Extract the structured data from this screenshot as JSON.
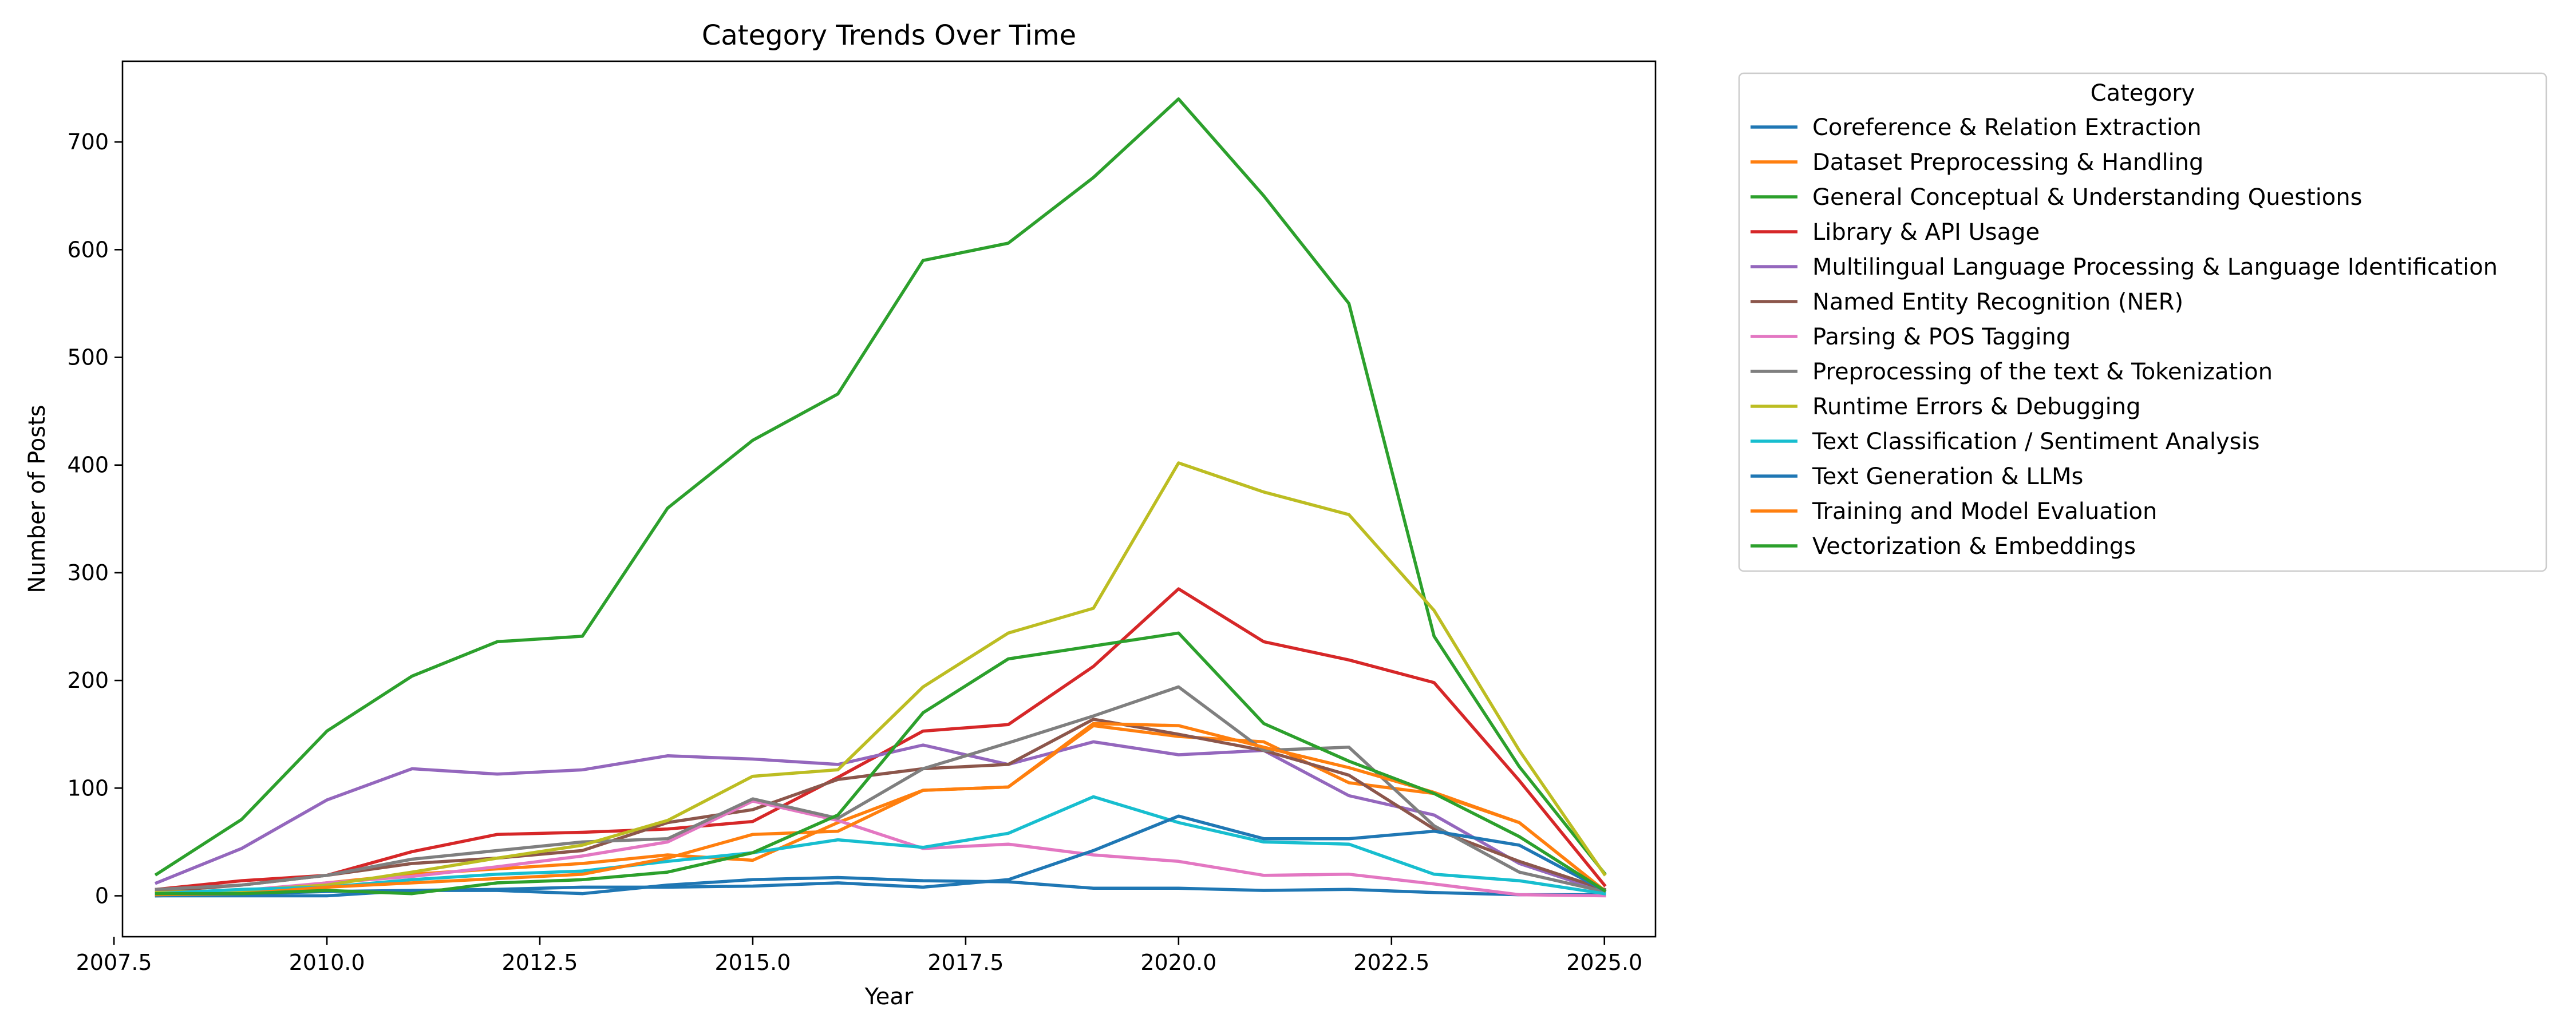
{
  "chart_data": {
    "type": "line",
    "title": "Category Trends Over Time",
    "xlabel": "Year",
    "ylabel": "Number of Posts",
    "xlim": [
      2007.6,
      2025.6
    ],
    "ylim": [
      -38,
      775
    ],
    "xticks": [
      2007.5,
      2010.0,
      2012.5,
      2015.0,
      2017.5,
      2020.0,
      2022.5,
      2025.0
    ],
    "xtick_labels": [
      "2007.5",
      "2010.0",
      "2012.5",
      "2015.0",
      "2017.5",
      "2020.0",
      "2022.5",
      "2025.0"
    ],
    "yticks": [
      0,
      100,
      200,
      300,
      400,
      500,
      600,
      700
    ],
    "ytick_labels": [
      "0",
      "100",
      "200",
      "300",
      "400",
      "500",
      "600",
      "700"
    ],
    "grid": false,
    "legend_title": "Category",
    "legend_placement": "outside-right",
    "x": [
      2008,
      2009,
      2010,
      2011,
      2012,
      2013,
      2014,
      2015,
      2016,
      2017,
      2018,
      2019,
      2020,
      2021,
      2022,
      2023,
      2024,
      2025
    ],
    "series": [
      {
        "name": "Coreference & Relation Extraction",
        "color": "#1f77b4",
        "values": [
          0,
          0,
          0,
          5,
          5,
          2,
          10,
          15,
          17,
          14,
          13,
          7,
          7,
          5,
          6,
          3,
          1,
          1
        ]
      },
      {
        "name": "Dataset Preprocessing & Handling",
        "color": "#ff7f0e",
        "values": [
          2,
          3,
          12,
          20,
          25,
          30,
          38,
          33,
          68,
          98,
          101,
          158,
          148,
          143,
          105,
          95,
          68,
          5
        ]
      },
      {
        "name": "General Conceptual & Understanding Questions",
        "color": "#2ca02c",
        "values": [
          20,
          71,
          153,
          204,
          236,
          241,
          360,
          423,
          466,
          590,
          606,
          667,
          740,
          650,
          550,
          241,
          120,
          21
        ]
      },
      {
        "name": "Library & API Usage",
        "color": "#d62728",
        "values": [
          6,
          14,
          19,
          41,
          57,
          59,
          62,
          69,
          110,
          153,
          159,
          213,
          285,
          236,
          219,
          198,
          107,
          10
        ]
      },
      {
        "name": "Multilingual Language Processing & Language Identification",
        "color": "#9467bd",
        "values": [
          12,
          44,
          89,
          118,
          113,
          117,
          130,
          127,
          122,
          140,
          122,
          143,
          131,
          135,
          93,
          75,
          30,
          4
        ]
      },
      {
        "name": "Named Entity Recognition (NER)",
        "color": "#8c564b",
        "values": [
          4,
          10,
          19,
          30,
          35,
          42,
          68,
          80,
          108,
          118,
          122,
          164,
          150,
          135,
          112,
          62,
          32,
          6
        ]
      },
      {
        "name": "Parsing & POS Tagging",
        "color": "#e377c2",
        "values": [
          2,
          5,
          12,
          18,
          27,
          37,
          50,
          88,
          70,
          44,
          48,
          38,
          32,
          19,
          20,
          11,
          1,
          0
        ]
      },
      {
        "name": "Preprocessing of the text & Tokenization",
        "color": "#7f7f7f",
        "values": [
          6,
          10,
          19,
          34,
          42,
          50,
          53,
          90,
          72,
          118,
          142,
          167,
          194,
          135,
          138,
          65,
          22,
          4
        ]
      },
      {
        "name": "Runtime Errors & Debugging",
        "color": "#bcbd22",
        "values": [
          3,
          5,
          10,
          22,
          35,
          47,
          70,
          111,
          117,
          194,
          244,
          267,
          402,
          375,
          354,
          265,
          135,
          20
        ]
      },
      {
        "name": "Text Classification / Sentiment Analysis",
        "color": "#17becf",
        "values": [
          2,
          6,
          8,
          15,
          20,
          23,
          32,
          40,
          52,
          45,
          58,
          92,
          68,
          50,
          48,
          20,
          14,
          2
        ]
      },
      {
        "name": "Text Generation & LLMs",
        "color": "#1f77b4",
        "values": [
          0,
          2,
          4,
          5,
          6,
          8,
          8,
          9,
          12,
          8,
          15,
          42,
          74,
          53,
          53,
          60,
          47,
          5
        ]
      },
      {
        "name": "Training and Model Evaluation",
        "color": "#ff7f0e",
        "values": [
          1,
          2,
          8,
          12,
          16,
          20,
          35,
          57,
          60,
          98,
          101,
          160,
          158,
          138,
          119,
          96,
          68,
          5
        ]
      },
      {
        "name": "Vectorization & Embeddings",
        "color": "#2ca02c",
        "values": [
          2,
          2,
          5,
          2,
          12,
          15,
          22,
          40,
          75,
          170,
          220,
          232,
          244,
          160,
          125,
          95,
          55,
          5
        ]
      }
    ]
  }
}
··········
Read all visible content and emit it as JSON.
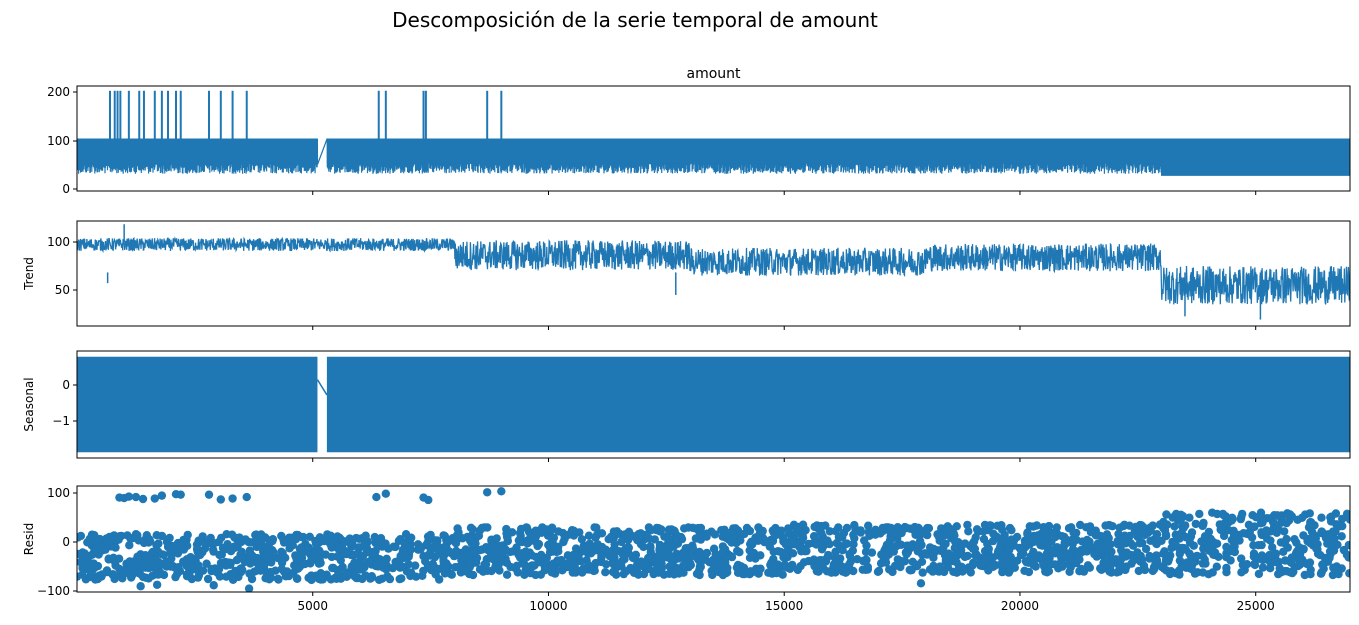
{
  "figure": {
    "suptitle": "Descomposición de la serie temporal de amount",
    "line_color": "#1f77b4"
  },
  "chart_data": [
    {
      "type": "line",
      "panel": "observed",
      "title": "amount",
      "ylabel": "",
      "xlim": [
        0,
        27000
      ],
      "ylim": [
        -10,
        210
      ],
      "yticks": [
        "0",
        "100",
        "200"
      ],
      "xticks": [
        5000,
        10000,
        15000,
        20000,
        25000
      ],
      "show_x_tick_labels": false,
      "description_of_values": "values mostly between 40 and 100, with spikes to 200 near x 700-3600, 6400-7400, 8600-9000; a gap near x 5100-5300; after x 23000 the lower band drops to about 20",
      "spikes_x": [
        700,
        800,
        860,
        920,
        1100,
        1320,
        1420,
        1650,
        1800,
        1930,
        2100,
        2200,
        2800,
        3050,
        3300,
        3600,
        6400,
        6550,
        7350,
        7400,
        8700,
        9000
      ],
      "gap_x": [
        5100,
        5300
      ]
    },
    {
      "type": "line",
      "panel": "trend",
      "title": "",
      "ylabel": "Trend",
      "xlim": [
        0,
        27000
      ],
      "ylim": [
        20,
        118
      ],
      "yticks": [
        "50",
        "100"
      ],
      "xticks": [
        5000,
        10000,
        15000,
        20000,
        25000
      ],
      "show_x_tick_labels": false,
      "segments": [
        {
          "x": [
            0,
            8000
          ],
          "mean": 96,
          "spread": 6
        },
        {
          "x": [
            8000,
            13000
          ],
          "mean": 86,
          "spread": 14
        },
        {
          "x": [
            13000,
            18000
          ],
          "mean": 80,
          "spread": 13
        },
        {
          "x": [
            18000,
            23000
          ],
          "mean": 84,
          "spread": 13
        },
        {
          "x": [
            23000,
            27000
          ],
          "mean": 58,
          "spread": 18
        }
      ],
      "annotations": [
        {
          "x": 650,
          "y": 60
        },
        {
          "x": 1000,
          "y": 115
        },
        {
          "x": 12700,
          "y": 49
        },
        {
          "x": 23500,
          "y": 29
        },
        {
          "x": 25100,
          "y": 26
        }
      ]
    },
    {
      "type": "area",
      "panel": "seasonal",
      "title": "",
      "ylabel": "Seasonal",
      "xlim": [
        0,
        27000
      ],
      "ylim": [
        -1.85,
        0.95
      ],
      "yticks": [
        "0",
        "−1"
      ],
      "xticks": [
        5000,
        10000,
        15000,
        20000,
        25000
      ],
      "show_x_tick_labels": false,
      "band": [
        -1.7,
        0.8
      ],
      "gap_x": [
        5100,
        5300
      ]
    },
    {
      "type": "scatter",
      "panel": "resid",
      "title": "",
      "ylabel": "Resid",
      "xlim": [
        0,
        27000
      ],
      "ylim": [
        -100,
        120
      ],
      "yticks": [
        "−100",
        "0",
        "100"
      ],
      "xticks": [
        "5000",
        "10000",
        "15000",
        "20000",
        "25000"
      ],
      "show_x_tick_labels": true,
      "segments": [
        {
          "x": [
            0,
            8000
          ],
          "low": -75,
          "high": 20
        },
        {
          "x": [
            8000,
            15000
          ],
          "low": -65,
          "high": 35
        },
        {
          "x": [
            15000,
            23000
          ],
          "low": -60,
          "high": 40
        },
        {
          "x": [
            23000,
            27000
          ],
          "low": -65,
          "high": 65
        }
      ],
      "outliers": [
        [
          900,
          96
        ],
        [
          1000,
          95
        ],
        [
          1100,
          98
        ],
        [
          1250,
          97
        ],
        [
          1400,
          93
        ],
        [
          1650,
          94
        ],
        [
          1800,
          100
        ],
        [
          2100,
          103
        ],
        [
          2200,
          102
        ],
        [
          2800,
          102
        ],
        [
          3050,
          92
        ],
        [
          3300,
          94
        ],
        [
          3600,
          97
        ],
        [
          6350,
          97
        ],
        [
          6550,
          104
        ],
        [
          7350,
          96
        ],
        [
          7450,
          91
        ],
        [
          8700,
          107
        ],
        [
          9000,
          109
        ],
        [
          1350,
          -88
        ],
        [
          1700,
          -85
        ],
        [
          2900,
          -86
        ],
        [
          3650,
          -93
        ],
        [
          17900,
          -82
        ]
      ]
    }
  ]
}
··········
- The problem -
In the entries above, count each line that holds "panel". Give the total and nothing else.

- The solution -
4